=== The problem ===
Copy, in full, each line of the material that holds the word "JSON".

=== Data for this exercise ===
-=-=-
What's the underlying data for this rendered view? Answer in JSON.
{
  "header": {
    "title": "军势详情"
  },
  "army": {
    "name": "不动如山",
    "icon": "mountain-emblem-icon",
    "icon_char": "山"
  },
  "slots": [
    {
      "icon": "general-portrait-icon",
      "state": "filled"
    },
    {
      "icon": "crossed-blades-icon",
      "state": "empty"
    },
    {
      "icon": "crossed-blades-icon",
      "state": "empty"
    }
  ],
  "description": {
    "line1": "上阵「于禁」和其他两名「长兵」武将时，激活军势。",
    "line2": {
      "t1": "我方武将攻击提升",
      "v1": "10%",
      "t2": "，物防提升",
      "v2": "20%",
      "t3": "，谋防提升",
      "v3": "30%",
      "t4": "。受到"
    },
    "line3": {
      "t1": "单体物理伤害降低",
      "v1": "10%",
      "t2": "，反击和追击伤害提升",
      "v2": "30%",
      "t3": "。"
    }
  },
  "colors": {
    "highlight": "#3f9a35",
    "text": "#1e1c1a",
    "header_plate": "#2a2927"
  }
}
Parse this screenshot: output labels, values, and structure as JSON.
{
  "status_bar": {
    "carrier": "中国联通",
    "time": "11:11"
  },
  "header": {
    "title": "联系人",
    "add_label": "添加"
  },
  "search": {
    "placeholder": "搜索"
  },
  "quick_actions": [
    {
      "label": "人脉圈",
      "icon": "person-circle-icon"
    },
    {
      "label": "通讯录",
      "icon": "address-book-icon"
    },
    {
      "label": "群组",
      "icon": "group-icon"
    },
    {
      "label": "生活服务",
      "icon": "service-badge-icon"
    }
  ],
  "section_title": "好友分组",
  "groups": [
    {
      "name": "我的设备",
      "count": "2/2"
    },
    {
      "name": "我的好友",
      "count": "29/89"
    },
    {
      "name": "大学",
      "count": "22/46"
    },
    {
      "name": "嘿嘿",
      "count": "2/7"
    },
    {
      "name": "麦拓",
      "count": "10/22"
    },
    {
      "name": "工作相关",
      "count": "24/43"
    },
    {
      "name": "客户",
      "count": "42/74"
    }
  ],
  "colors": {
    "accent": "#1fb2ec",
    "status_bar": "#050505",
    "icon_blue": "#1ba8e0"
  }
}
-=-=-
=== Reply ===
What's the underlying data for this rendered view? Answer in JSON.
Parse this screenshot: output labels, values, and structure as JSON.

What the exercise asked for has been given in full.